Output every record word for word.

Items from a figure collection
/---
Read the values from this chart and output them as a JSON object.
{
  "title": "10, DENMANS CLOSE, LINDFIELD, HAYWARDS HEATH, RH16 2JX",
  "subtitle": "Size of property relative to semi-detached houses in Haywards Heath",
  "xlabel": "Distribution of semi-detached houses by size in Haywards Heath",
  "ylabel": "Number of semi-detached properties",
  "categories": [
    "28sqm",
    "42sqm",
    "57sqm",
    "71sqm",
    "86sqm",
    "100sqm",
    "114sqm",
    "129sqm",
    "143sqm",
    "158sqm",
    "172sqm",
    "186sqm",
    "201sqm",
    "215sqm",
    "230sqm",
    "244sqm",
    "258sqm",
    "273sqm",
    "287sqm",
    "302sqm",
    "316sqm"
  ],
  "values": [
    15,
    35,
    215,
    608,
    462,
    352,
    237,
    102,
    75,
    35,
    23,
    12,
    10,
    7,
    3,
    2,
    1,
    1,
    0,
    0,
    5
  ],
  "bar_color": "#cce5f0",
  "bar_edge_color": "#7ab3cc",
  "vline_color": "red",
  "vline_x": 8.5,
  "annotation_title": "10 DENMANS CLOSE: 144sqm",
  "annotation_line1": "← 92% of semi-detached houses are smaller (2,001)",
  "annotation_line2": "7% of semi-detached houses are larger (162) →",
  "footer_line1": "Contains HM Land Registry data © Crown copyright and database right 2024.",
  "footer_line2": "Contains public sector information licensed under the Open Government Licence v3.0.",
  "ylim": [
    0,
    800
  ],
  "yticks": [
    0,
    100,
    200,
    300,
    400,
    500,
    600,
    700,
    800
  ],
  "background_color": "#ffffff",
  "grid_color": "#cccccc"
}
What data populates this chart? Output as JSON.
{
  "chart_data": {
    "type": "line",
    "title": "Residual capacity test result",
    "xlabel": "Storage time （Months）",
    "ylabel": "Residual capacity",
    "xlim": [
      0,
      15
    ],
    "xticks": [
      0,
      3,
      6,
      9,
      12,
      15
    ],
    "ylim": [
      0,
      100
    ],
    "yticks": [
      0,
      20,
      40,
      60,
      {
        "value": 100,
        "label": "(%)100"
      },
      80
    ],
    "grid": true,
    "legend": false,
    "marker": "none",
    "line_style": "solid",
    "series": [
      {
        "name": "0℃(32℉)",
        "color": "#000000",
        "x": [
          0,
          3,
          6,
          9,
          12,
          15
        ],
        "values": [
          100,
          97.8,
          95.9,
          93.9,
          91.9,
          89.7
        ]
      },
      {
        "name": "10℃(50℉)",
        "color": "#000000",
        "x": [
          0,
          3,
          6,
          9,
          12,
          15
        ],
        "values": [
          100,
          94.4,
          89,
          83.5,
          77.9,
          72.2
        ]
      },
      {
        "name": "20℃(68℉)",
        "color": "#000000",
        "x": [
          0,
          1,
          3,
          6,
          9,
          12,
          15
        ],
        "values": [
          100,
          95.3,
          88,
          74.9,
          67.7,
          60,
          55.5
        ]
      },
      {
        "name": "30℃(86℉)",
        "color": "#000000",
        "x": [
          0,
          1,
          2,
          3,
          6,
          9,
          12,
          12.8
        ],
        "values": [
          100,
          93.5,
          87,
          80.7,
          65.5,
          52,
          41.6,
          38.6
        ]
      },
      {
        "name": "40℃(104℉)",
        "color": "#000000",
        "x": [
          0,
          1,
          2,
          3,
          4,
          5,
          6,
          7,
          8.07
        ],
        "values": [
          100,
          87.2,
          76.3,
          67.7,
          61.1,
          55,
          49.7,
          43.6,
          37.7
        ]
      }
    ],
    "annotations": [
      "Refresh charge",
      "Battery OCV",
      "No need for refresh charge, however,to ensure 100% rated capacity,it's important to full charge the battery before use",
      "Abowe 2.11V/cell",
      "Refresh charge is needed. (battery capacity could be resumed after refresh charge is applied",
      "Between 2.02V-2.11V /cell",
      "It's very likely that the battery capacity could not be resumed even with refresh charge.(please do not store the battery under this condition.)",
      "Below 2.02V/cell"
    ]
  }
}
\---
Result of the exercise ->
Read the values from this chart and output them as a JSON object.
{
  "title": "10, DENMANS CLOSE, LINDFIELD, HAYWARDS HEATH, RH16 2JX",
  "subtitle": "Size of property relative to semi-detached houses in Haywards Heath",
  "xlabel": "Distribution of semi-detached houses by size in Haywards Heath",
  "ylabel": "Number of semi-detached properties",
  "categories": [
    "28sqm",
    "42sqm",
    "57sqm",
    "71sqm",
    "86sqm",
    "100sqm",
    "114sqm",
    "129sqm",
    "143sqm",
    "158sqm",
    "172sqm",
    "186sqm",
    "201sqm",
    "215sqm",
    "230sqm",
    "244sqm",
    "258sqm",
    "273sqm",
    "287sqm",
    "302sqm",
    "316sqm"
  ],
  "values": [
    15,
    35,
    215,
    608,
    462,
    352,
    237,
    102,
    75,
    35,
    23,
    12,
    10,
    7,
    3,
    2,
    1,
    1,
    0,
    0,
    5
  ],
  "bar_color": "#cce5f0",
  "bar_edge_color": "#7ab3cc",
  "vline_color": "red",
  "vline_x": 8.5,
  "annotation_title": "10 DENMANS CLOSE: 144sqm",
  "annotation_line1": "← 92% of semi-detached houses are smaller (2,001)",
  "annotation_line2": "7% of semi-detached houses are larger (162) →",
  "footer_line1": "Contains HM Land Registry data © Crown copyright and database right 2024.",
  "footer_line2": "Contains public sector information licensed under the Open Government Licence v3.0.",
  "ylim": [
    0,
    800
  ],
  "yticks": [
    0,
    100,
    200,
    300,
    400,
    500,
    600,
    700,
    800
  ],
  "background_color": "#ffffff",
  "grid_color": "#cccccc"
}
What data populates this chart? Output as JSON.
{
  "chart_data": {
    "type": "line",
    "title": "Residual capacity test result",
    "xlabel": "Storage time （Months）",
    "ylabel": "Residual capacity",
    "xlim": [
      0,
      15
    ],
    "xticks": [
      0,
      3,
      6,
      9,
      12,
      15
    ],
    "ylim": [
      0,
      100
    ],
    "yticks": [
      0,
      20,
      40,
      60,
      {
        "value": 100,
        "label": "(%)100"
      },
      80
    ],
    "grid": true,
    "legend": false,
    "marker": "none",
    "line_style": "solid",
    "series": [
      {
        "name": "0℃(32℉)",
        "color": "#000000",
        "x": [
          0,
          3,
          6,
          9,
          12,
          15
        ],
        "values": [
          100,
          97.8,
          95.9,
          93.9,
          91.9,
          89.7
        ]
      },
      {
        "name": "10℃(50℉)",
        "color": "#000000",
        "x": [
          0,
          3,
          6,
          9,
          12,
          15
        ],
        "values": [
          100,
          94.4,
          89,
          83.5,
          77.9,
          72.2
        ]
      },
      {
        "name": "20℃(68℉)",
        "color": "#000000",
        "x": [
          0,
          1,
          3,
          6,
          9,
          12,
          15
        ],
        "values": [
          100,
          95.3,
          88,
          74.9,
          67.7,
          60,
          55.5
        ]
      },
      {
        "name": "30℃(86℉)",
        "color": "#000000",
        "x": [
          0,
          1,
          2,
          3,
          6,
          9,
          12,
          12.8
        ],
        "values": [
          100,
          93.5,
          87,
          80.7,
          65.5,
          52,
          41.6,
          38.6
        ]
      },
      {
        "name": "40℃(104℉)",
        "color": "#000000",
        "x": [
          0,
          1,
          2,
          3,
          4,
          5,
          6,
          7,
          8.07
        ],
        "values": [
          100,
          87.2,
          76.3,
          67.7,
          61.1,
          55,
          49.7,
          43.6,
          37.7
        ]
      }
    ],
    "annotations": [
      "Refresh charge",
      "Battery OCV",
      "No need for refresh charge, however,to ensure 100% rated capacity,it's important to full charge the battery before use",
      "Abowe 2.11V/cell",
      "Refresh charge is needed. (battery capacity could be resumed after refresh charge is applied",
      "Between 2.02V-2.11V /cell",
      "It's very likely that the battery capacity could not be resumed even with refresh charge.(please do not store the battery under this condition.)",
      "Below 2.02V/cell"
    ]
  }
}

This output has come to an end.